■ Task: Pull every line that holds the word "procedures" from the entries.

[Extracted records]
** Start **
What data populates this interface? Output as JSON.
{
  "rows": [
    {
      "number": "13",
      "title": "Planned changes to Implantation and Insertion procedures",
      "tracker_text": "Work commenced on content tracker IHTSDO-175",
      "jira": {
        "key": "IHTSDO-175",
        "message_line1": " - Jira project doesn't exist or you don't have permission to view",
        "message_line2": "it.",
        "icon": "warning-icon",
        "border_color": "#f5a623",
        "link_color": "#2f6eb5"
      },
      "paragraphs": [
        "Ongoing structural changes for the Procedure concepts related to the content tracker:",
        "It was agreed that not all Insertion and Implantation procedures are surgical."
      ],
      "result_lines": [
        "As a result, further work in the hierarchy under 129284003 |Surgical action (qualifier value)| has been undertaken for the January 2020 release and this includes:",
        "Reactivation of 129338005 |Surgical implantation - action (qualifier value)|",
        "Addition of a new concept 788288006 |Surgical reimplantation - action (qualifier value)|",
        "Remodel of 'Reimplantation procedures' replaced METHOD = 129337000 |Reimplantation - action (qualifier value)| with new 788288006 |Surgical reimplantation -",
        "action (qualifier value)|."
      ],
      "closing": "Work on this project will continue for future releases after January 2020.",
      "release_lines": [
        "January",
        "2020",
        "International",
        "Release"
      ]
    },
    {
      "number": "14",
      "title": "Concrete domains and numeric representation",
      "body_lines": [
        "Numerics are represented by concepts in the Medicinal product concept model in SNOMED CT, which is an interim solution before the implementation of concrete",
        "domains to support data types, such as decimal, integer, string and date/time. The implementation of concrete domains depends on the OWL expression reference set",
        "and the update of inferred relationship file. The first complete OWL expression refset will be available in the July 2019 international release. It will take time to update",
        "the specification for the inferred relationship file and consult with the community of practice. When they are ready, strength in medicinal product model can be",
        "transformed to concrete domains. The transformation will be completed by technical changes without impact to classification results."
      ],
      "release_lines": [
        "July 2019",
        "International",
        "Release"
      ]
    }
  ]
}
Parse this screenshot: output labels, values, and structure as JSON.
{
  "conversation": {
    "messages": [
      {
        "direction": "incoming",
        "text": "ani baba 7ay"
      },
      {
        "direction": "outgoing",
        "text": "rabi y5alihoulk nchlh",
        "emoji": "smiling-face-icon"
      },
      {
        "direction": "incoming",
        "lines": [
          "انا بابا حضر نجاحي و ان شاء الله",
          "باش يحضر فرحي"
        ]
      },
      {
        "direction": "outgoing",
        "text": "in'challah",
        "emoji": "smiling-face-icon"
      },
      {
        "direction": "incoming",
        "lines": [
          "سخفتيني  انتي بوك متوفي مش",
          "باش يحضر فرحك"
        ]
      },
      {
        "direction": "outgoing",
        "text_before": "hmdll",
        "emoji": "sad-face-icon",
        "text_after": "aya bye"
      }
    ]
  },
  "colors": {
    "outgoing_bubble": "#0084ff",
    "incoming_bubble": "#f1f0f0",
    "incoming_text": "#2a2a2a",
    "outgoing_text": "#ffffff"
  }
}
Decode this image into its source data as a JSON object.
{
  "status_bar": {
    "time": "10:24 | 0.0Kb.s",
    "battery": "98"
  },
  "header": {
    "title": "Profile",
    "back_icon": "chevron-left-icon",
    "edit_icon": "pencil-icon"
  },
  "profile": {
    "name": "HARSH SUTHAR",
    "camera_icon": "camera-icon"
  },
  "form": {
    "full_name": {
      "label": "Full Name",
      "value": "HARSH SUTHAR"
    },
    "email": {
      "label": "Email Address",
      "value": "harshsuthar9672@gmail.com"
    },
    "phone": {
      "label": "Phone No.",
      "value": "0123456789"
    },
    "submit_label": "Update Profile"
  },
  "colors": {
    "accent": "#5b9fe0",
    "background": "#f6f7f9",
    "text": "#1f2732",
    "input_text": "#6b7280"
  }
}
** End **
■ Output below:
      "title": "Planned changes to Implantation and Insertion procedures",
        "It was agreed that not all Insertion and Implantation procedures are surgical."
        "Remodel of 'Reimplantation procedures' replaced METHOD = 129337000 |Reimplantation - action (qualifier value)| with new 788288006 |Surgical reimplantation -",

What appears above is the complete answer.